#### Materials provided
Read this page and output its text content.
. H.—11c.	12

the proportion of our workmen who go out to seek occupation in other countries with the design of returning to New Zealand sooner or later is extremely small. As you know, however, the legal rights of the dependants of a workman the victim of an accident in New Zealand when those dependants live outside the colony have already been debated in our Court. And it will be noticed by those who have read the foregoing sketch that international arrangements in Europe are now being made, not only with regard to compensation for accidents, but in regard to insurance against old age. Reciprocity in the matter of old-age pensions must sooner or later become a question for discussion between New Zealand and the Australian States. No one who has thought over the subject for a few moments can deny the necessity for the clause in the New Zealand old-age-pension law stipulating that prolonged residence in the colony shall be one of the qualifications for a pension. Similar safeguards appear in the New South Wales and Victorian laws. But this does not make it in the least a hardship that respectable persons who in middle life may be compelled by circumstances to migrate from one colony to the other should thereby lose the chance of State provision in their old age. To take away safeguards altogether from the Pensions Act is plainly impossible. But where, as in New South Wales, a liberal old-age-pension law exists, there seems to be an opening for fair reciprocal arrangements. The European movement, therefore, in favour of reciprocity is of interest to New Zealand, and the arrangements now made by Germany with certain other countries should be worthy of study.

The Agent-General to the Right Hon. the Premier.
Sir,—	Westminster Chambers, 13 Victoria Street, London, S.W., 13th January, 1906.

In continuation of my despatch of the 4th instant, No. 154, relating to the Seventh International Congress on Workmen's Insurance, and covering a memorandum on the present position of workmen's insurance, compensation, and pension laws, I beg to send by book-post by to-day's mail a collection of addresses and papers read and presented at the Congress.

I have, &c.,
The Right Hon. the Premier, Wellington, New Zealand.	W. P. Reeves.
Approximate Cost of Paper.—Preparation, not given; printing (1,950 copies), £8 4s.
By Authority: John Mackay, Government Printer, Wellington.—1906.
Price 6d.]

---

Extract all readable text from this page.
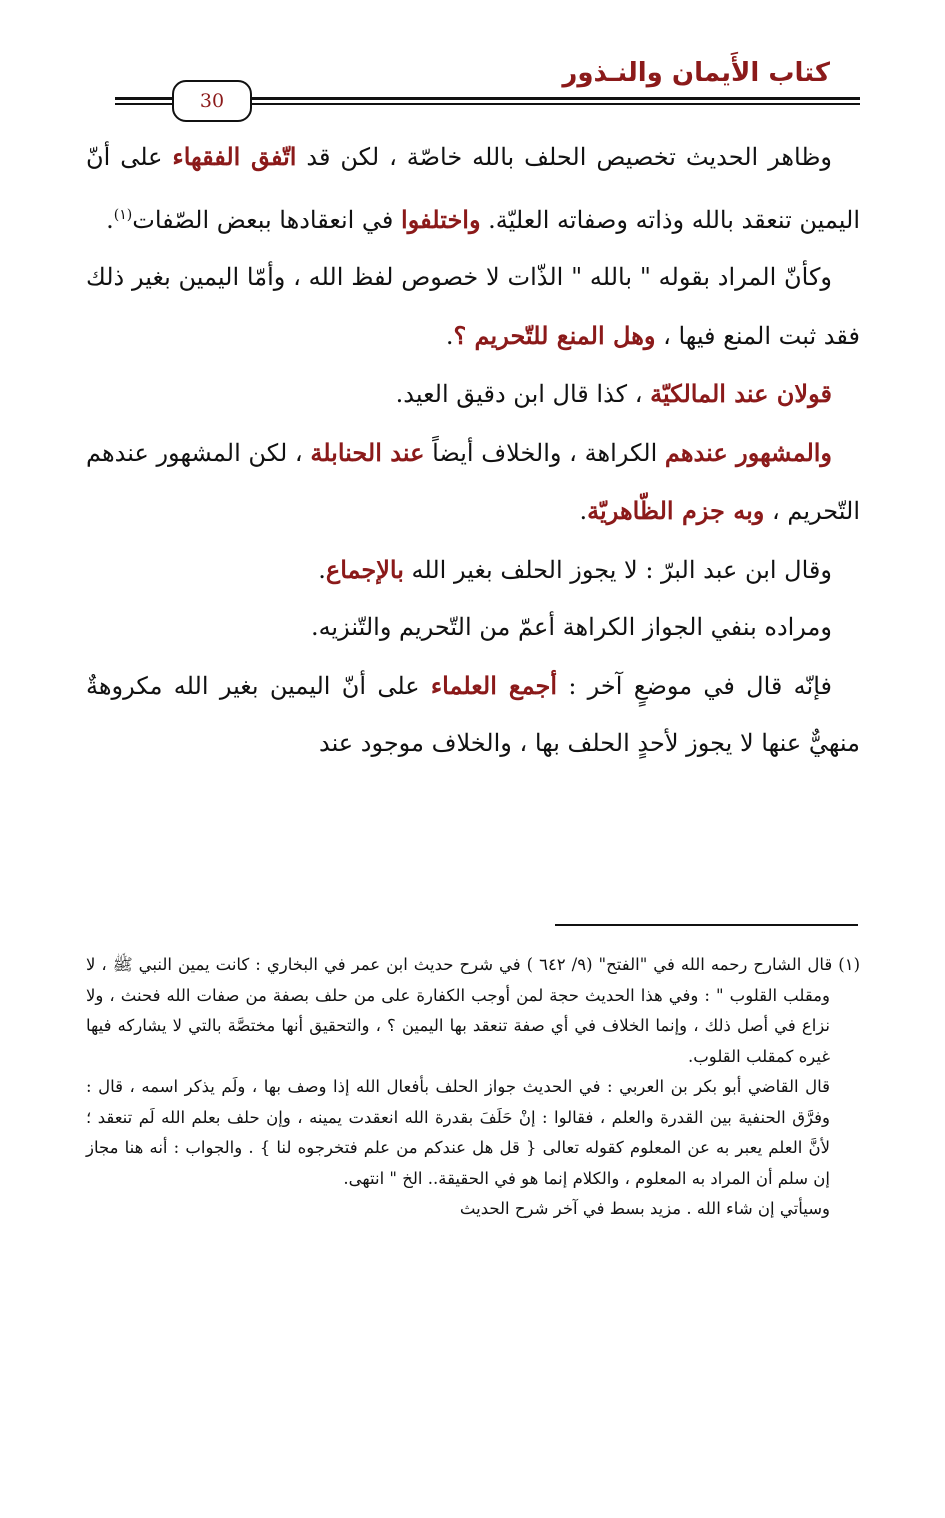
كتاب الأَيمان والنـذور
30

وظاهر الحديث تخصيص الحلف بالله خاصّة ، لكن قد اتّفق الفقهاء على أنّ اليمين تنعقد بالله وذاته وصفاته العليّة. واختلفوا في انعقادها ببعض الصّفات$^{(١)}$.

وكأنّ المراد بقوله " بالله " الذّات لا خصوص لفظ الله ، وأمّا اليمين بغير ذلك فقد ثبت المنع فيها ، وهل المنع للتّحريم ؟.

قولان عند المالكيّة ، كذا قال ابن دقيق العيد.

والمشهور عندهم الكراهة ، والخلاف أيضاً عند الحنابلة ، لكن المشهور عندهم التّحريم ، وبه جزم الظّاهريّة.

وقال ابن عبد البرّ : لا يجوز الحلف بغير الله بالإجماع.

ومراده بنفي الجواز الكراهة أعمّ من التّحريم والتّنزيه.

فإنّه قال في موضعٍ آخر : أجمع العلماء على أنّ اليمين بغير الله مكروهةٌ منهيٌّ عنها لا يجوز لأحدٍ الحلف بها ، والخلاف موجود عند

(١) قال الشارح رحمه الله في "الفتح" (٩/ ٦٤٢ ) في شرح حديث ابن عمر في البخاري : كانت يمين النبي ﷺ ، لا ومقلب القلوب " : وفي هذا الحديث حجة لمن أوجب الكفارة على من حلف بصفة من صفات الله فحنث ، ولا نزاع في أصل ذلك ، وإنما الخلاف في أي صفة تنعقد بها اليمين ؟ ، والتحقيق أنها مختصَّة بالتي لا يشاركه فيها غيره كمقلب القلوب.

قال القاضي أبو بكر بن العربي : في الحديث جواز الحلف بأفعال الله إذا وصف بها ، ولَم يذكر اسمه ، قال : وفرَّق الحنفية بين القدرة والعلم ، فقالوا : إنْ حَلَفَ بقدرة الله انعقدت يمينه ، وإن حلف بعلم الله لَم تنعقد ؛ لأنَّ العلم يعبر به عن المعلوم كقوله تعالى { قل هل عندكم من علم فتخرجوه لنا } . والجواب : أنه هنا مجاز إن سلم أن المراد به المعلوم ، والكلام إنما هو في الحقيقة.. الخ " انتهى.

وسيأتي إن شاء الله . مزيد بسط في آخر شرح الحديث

==

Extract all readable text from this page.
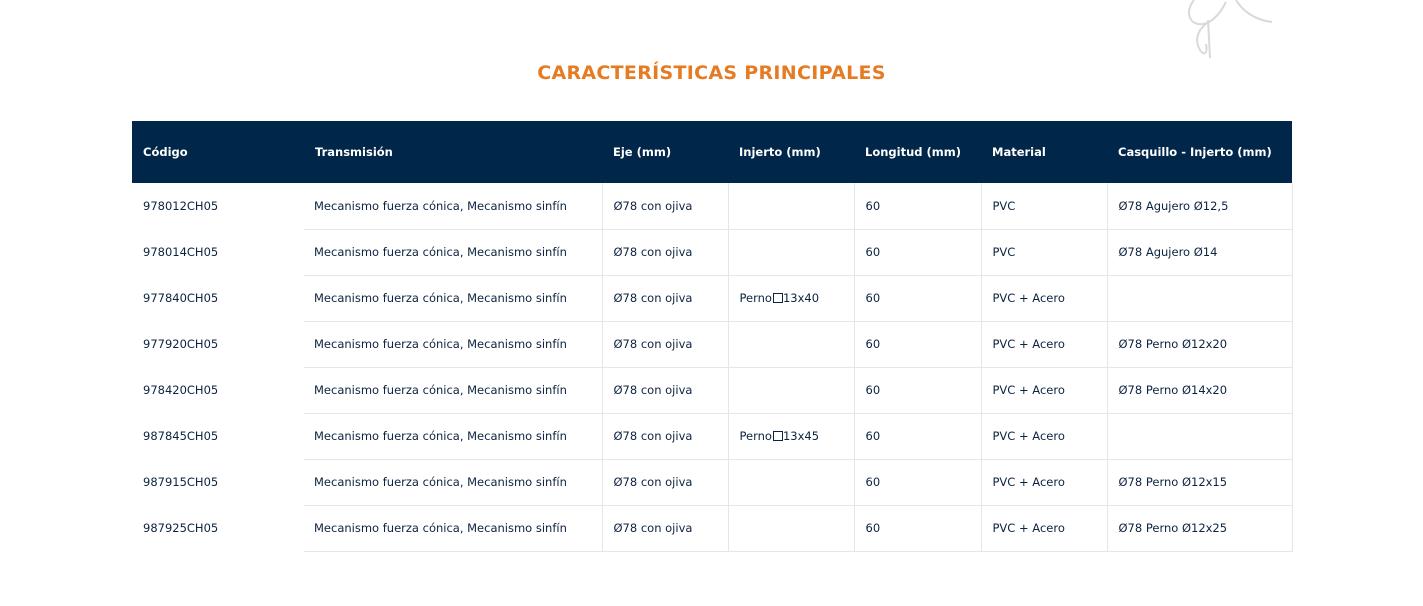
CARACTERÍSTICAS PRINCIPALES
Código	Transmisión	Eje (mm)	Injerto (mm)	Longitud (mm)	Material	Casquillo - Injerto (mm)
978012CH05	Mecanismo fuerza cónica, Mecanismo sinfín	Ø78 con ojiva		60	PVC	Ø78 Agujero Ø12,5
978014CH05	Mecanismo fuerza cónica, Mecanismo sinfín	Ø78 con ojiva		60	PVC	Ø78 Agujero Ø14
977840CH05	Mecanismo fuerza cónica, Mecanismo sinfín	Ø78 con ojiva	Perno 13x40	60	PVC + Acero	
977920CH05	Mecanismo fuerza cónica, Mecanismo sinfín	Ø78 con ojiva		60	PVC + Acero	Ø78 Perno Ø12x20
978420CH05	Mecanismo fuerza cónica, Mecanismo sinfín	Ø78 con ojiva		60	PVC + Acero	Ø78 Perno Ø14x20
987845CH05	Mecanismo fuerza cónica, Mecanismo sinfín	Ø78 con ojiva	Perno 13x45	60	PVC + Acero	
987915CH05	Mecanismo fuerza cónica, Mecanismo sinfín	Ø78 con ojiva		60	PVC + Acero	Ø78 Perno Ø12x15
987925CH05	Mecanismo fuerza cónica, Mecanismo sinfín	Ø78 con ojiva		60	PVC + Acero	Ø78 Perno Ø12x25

#### Written exercise
Go through the material and select each line with the string "حريم" in it.

#### Problem solution
وكأنّ المراد بقوله " بالله " الذّات لا خصوص لفظ الله ، وأمّا اليمين بغير ذلك فقد ثبت المنع فيها ، وهل المنع للتّحريم ؟.
والمشهور عندهم الكراهة ، والخلاف أيضاً عند الحنابلة ، لكن المشهور عندهم التّحريم ، وبه جزم الظّاهريّة.
ومراده بنفي الجواز الكراهة أعمّ من التّحريم والتّنزيه.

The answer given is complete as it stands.